*Provided data:*
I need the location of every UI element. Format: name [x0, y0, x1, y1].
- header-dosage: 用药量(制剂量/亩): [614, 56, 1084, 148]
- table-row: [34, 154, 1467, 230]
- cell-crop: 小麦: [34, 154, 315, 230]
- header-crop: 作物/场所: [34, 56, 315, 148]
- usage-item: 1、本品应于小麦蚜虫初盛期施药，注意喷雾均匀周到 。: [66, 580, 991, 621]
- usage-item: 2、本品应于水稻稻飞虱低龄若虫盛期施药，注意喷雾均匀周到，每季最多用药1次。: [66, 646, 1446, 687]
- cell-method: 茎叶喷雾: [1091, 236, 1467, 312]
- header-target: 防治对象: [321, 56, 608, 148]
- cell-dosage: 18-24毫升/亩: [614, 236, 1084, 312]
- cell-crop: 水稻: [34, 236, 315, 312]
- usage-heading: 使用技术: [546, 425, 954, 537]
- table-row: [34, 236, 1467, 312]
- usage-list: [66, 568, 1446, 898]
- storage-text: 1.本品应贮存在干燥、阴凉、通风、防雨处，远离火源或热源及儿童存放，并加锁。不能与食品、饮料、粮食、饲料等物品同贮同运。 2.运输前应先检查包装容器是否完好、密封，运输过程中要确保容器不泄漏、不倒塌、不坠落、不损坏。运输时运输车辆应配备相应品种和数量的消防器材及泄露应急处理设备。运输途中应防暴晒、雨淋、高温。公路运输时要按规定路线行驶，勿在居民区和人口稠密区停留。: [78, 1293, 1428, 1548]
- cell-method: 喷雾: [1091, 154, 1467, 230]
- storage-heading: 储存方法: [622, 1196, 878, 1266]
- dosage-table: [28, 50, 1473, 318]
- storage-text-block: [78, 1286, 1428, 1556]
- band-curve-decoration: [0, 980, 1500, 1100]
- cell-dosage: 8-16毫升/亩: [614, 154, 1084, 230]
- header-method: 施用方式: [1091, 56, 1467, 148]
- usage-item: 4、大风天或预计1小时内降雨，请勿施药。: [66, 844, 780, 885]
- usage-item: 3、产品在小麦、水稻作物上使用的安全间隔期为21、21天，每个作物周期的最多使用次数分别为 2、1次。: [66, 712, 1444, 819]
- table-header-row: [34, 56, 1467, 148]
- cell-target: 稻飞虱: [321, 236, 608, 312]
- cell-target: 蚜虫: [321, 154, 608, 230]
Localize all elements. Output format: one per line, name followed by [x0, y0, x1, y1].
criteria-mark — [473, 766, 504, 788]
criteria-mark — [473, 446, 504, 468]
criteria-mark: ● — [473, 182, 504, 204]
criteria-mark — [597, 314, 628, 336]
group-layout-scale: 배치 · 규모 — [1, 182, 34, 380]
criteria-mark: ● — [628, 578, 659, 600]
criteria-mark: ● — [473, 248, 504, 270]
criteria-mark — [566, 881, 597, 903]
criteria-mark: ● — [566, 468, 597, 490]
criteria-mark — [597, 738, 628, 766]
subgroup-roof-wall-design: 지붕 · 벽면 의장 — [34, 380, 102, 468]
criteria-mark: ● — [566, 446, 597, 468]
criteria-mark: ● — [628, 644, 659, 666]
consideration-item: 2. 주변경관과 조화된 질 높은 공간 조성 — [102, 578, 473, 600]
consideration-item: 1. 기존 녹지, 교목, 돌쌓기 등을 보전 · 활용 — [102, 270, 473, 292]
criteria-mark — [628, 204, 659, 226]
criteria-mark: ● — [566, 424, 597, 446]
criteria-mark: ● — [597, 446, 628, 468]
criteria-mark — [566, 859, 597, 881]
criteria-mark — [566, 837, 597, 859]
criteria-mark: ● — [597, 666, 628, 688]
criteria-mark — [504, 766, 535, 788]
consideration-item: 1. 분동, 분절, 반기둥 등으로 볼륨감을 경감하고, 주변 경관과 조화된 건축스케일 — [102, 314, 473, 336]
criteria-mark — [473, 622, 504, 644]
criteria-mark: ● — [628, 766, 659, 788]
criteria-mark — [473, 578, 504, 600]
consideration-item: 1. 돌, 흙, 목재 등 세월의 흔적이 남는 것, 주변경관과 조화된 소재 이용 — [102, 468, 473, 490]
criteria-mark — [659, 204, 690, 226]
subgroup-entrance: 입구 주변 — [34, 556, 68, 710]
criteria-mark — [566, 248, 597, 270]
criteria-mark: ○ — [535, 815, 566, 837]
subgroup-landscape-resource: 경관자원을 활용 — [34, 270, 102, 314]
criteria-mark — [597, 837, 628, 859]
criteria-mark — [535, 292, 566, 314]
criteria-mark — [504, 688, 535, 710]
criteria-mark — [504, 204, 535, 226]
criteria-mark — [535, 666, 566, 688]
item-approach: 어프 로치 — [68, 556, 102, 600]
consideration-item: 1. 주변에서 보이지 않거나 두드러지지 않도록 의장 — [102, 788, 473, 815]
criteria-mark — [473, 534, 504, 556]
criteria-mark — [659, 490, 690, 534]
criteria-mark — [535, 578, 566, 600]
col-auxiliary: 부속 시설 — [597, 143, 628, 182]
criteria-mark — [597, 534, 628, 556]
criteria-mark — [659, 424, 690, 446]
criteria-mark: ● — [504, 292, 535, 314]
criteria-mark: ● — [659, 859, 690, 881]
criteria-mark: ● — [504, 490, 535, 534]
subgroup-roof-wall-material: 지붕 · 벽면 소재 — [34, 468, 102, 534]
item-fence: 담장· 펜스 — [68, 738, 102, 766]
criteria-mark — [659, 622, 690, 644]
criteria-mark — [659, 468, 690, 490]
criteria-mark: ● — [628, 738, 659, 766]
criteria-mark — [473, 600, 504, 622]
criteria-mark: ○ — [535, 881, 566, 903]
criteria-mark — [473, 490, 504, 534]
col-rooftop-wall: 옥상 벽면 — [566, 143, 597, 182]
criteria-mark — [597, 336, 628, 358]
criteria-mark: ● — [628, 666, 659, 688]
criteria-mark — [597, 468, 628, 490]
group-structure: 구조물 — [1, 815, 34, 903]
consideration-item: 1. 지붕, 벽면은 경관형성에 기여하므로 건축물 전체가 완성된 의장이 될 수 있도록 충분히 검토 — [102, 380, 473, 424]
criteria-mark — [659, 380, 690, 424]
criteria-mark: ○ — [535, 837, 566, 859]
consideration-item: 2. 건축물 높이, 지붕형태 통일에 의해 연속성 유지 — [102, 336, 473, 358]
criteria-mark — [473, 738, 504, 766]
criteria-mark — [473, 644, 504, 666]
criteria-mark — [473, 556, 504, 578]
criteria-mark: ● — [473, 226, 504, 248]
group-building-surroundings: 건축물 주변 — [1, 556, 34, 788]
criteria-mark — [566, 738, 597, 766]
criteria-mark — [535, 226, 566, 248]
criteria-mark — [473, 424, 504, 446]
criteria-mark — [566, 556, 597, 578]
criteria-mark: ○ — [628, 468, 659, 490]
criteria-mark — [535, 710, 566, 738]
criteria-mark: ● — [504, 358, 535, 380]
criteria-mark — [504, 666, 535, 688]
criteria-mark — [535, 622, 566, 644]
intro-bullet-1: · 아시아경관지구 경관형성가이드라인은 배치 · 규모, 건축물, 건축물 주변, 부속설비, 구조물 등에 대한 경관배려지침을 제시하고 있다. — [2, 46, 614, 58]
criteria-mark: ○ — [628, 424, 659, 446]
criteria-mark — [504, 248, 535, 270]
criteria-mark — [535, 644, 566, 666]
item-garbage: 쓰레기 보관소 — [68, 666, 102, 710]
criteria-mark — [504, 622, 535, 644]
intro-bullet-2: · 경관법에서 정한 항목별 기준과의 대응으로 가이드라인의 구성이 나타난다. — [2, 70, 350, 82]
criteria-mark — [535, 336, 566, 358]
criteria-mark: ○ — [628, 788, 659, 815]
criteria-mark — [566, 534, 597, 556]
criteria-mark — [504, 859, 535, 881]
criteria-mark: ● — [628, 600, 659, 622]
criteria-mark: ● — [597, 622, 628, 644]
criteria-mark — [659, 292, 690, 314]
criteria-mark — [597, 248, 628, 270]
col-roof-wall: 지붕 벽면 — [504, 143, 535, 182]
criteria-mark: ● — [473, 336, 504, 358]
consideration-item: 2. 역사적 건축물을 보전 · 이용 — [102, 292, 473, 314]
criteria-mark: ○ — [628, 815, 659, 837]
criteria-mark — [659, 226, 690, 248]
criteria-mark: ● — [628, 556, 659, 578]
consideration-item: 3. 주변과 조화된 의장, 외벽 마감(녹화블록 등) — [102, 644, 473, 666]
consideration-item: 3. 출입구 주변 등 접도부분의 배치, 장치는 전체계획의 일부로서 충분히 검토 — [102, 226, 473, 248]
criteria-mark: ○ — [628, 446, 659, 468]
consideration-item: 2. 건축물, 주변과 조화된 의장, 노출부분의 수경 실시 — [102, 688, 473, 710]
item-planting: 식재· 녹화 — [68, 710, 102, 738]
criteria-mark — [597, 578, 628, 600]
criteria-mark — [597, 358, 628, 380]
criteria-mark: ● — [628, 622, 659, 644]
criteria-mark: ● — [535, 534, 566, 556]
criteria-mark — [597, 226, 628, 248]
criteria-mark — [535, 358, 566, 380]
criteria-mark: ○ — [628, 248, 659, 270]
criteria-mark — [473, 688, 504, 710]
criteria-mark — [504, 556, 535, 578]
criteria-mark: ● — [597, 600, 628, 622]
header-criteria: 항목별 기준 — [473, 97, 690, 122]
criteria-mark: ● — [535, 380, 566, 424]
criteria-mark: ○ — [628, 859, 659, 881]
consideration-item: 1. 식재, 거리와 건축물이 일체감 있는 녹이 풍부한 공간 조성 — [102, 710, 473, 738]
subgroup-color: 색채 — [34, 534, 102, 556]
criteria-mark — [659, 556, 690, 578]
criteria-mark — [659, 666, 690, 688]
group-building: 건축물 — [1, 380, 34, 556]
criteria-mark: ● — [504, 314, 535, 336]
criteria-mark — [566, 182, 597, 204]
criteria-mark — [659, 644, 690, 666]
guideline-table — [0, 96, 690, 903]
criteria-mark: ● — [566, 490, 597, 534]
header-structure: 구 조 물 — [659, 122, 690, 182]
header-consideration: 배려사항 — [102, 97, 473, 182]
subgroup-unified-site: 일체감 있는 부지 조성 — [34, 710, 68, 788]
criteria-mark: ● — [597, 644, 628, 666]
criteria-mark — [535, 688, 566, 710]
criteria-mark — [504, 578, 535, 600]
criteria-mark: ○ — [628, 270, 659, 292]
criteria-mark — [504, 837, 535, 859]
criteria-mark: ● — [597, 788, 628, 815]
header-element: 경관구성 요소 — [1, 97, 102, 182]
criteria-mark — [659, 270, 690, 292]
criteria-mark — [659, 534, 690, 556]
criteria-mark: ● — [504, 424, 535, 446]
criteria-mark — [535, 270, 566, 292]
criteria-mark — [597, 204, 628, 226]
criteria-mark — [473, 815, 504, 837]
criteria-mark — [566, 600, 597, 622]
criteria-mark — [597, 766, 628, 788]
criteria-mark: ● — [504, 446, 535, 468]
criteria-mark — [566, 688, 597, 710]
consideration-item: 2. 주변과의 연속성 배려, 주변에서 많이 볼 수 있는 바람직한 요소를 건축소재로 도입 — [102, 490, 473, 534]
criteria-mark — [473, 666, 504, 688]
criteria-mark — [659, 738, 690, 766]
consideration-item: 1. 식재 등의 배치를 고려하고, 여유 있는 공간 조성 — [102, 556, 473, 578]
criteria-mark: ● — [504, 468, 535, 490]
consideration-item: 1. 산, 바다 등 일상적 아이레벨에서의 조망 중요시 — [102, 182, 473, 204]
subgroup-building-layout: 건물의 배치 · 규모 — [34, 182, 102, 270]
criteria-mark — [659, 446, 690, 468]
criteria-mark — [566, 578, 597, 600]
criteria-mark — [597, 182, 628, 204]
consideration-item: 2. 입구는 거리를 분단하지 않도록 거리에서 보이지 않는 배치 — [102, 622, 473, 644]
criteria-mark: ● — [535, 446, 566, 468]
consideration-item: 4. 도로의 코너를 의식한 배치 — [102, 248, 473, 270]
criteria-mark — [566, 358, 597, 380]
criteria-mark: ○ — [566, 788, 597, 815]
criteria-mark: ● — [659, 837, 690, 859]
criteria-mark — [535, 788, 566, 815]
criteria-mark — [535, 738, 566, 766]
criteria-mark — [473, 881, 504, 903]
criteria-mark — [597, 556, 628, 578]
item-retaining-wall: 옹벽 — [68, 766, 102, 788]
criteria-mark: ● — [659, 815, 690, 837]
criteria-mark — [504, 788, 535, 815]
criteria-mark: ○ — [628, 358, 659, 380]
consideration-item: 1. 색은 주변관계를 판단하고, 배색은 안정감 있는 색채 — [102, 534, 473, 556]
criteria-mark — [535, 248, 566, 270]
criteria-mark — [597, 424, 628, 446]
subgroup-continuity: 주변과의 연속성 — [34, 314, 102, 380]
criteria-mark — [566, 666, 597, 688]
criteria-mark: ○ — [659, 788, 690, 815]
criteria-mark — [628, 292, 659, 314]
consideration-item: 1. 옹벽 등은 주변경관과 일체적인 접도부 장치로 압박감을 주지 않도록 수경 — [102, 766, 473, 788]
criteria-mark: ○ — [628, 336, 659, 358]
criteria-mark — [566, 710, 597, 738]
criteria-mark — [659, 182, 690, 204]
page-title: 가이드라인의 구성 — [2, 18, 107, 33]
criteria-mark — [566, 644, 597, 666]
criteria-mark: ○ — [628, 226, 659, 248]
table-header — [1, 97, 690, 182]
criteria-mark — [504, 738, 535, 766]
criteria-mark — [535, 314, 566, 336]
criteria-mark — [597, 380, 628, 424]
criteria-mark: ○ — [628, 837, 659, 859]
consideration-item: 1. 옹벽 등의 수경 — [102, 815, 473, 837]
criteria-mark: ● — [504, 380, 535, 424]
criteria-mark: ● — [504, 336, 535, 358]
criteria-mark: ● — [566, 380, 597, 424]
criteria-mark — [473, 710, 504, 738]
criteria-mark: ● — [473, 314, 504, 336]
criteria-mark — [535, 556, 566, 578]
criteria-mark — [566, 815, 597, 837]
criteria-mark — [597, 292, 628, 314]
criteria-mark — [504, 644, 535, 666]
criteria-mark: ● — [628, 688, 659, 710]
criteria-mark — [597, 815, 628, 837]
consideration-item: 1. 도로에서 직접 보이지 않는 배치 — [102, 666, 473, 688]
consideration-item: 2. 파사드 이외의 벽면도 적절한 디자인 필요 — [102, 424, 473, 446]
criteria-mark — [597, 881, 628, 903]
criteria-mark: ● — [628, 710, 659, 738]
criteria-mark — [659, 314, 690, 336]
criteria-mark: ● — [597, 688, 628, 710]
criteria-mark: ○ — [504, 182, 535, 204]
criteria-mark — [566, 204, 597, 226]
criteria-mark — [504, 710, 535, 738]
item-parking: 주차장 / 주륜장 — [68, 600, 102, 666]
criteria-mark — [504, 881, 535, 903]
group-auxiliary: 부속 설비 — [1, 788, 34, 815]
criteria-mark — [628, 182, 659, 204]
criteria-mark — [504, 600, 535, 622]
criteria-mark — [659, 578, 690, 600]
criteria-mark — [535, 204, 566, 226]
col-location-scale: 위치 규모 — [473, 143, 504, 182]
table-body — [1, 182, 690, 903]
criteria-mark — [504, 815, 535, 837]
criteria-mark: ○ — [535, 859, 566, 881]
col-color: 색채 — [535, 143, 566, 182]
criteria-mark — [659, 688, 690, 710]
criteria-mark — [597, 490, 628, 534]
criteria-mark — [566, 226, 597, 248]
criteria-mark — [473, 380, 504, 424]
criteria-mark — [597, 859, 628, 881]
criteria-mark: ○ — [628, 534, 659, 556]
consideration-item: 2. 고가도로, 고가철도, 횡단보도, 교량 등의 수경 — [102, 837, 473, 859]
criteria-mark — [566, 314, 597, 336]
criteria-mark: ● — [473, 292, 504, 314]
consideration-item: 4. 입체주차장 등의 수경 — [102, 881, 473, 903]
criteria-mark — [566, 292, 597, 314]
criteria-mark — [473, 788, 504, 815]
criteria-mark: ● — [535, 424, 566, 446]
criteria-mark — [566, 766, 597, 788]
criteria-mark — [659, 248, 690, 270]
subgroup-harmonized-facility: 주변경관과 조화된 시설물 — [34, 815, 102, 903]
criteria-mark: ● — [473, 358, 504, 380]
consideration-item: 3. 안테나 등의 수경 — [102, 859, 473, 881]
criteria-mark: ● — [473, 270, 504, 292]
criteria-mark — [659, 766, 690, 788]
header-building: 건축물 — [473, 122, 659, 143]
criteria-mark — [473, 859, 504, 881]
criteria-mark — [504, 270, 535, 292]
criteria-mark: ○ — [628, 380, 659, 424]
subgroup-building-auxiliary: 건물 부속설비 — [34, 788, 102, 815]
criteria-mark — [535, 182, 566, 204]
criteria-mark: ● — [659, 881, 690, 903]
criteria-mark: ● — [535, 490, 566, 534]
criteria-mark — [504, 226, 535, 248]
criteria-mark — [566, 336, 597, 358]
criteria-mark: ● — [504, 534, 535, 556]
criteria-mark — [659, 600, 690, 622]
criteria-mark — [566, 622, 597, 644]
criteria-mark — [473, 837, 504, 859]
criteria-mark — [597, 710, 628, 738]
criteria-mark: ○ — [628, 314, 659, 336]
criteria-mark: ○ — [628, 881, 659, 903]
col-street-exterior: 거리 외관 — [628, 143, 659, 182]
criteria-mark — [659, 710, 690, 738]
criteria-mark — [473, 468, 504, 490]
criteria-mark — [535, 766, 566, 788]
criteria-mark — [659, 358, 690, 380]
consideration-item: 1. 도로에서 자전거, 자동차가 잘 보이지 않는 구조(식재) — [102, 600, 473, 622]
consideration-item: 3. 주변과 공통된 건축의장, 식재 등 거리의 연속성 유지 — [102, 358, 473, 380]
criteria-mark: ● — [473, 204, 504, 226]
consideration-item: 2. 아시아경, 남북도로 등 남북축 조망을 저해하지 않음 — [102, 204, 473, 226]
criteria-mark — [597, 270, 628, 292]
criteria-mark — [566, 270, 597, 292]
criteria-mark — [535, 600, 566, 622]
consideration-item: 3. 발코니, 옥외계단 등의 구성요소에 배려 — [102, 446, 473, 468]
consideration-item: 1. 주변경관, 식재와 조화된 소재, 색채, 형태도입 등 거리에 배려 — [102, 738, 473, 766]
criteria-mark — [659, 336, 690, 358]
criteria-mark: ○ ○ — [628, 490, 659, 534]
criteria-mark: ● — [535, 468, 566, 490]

*Do this:*
How many lines of the material above contain the string "부속설비", with case counting? Reply with the number alone.

*Written reply:*
2